---------- GIVEN DATA ----------
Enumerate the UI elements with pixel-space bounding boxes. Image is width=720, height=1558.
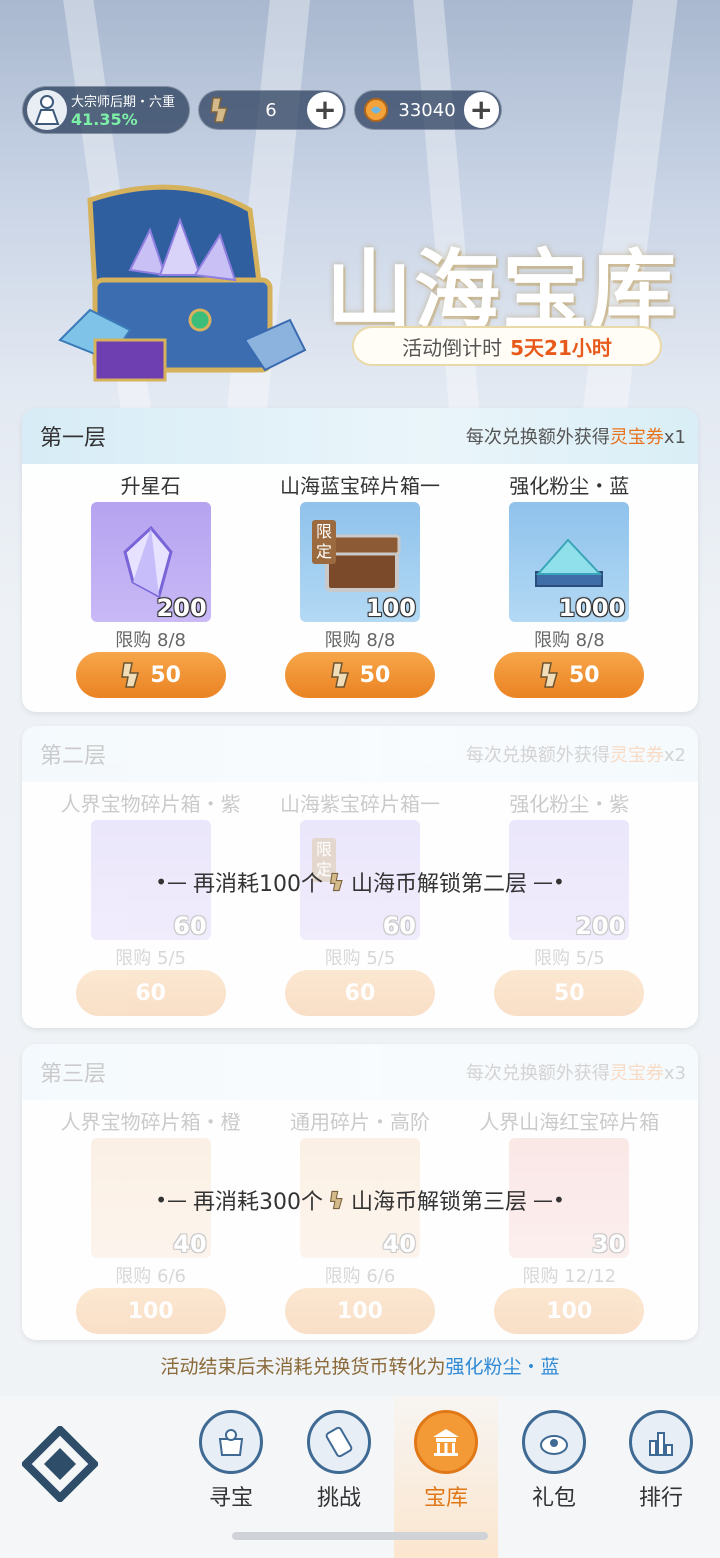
shop-item[interactable]: 强化粉尘・蓝 1000 限购 8/8 50 (469, 470, 669, 698)
game-logo-icon[interactable] (20, 1424, 100, 1504)
buy-button[interactable]: 50 (75, 652, 226, 698)
shanhai-coin-icon (121, 662, 140, 688)
arrow-right-icon: —• (533, 1188, 565, 1212)
tier-bonus: 每次兑换额外获得灵宝券x3 (465, 1063, 686, 1084)
nav-item-gift-pack[interactable]: 礼包 (509, 1410, 599, 1512)
unlock-hint: •— 再消耗300个 山海币解锁第三层 —• (155, 1188, 565, 1215)
rank-avatar-icon (27, 90, 67, 130)
buy-price: 50 (569, 662, 600, 688)
add-shanhai-coin-button[interactable]: + (307, 92, 343, 128)
buy-price: 100 (546, 1298, 593, 1324)
tier-bonus: 每次兑换额外获得灵宝券x1 (465, 427, 686, 448)
shanhai-coin-icon (329, 872, 343, 892)
buy-price: 50 (554, 980, 585, 1006)
buy-price: 50 (150, 662, 181, 688)
blue-dust-icon[interactable]: 1000 (509, 502, 630, 622)
buy-price: 60 (344, 980, 376, 1006)
nav-label: 礼包 (531, 1486, 576, 1511)
gold-coin-icon (361, 95, 391, 125)
countdown-value: 5天21小时 (510, 335, 612, 360)
star-stone-icon[interactable]: 200 (90, 502, 211, 622)
nav-item-treasure-hunt[interactable]: 寻宝 (186, 1410, 276, 1512)
gold-coin-counter: 33040 + (354, 90, 502, 130)
buy-price: 100 (127, 1298, 174, 1324)
gold-coin-value: 33040 (398, 99, 456, 121)
nav-label: 宝库 (423, 1486, 468, 1511)
gift-bag-icon (199, 1410, 263, 1474)
rank-badge[interactable]: 大宗师后期・六重 41.35% (22, 86, 190, 134)
top-status-bar: 大宗师后期・六重 41.35% 6 + 33040 + (22, 86, 502, 134)
buy-button[interactable]: 50 (284, 652, 435, 698)
item-name: 升星石 (120, 474, 181, 498)
nav-label: 排行 (638, 1486, 683, 1511)
home-indicator[interactable] (232, 1532, 488, 1540)
shanhai-coin-icon (540, 662, 558, 688)
rank-progress: 41.35% (71, 110, 138, 129)
event-countdown: 活动倒计时 5天21小时 (352, 326, 662, 366)
arrow-left-icon: •— (155, 1188, 187, 1212)
tier-name: 第三层 (40, 1062, 107, 1087)
shanhai-coin-value: 6 (265, 99, 277, 121)
tier-1-card: 第一层 每次兑换额外获得灵宝券x1 升星石 200 限购 8/8 50 山海蓝宝… (22, 408, 698, 712)
tier-header: 第一层 每次兑换额外获得灵宝券x1 (22, 408, 698, 464)
item-quantity: 200 (156, 594, 207, 622)
tier-name: 第二层 (40, 744, 107, 769)
nav-item-ranking[interactable]: 排行 (616, 1410, 706, 1512)
tier-name: 第一层 (40, 426, 107, 451)
treasure-box-icon[interactable]: 限定 100 (299, 502, 420, 622)
tier-header: 第三层 每次兑换额外获得灵宝券x3 (22, 1044, 698, 1100)
buy-price: 50 (359, 662, 391, 688)
shanhai-coin-icon (205, 95, 235, 125)
shop-item[interactable]: 山海蓝宝碎片箱一 限定 100 限购 8/8 50 (260, 470, 460, 698)
item-name: 山海蓝宝碎片箱一 (279, 474, 440, 498)
tier-2-card: 第二层 每次兑换额外获得灵宝券x2 人界宝物碎片箱・紫 60 限购 5/5 60… (22, 726, 698, 1028)
shanhai-coin-icon (330, 662, 349, 688)
scroll-icon (307, 1410, 371, 1474)
buy-price: 100 (337, 1298, 383, 1324)
countdown-label: 活动倒计时 (402, 335, 503, 360)
item-quantity: 100 (365, 594, 416, 622)
item-limit: 限购 8/8 (324, 630, 396, 651)
add-gold-coin-button[interactable]: + (463, 92, 499, 128)
item-quantity: 1000 (558, 594, 626, 622)
arrow-left-icon: •— (155, 870, 187, 894)
shanhai-coin-icon (329, 1190, 343, 1210)
buy-button[interactable]: 50 (494, 652, 645, 698)
arrow-right-icon: —• (533, 870, 565, 894)
temple-icon (414, 1410, 478, 1474)
tier-header: 第二层 每次兑换额外获得灵宝券x2 (22, 726, 698, 782)
nav-label: 寻宝 (208, 1486, 253, 1511)
rank-title: 大宗师后期・六重 (71, 95, 176, 110)
shanhai-coin-counter: 6 + (198, 90, 346, 130)
treasure-chest-illustration (50, 180, 310, 390)
item-limit: 限购 8/8 (115, 630, 186, 651)
conversion-note: 活动结束后未消耗兑换货币转化为强化粉尘・蓝 (160, 1356, 560, 1378)
item-name: 强化粉尘・蓝 (509, 474, 630, 498)
tier-3-card: 第三层 每次兑换额外获得灵宝券x3 人界宝物碎片箱・橙 40 限购 6/6 10… (22, 1044, 698, 1340)
shop-item[interactable]: 升星石 200 限购 8/8 50 (51, 470, 251, 698)
coin-pouch-icon (522, 1410, 586, 1474)
unlock-hint: •— 再消耗100个 山海币解锁第二层 —• (155, 870, 565, 897)
buy-price: 60 (135, 980, 166, 1006)
ranking-tower-icon (629, 1410, 693, 1474)
item-limit: 限购 8/8 (533, 630, 605, 651)
nav-item-treasury[interactable]: 宝库 (401, 1410, 491, 1512)
limited-tag: 限定 (311, 520, 336, 564)
nav-label: 挑战 (316, 1486, 361, 1511)
nav-item-challenge[interactable]: 挑战 (294, 1410, 384, 1512)
tier-bonus: 每次兑换额外获得灵宝券x2 (465, 745, 686, 766)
----------
TASK OBJECTIVE -
Return, character for character, the lines of the entries above, beginning with the line that contains "shop-item[interactable]: 强化粉尘・蓝 1000" and continuing through the line that contains "tier-bonus: 每次兑换额外获得灵宝券x1 (465, 427, 686, 448)". Include both of those lines.

FINAL RESULT -
shop-item[interactable]: 强化粉尘・蓝 1000 限购 8/8 50 (469, 470, 669, 698)
game-logo-icon[interactable] (20, 1424, 100, 1504)
buy-button[interactable]: 50 (75, 652, 226, 698)
shanhai-coin-icon (121, 662, 140, 688)
arrow-right-icon: —• (533, 1188, 565, 1212)
tier-bonus: 每次兑换额外获得灵宝券x3 (465, 1063, 686, 1084)
nav-item-gift-pack[interactable]: 礼包 (509, 1410, 599, 1512)
unlock-hint: •— 再消耗300个 山海币解锁第三层 —• (155, 1188, 565, 1215)
rank-avatar-icon (27, 90, 67, 130)
buy-price: 50 (569, 662, 600, 688)
add-shanhai-coin-button[interactable]: + (307, 92, 343, 128)
buy-price: 100 (546, 1298, 593, 1324)
tier-bonus: 每次兑换额外获得灵宝券x1 (465, 427, 686, 448)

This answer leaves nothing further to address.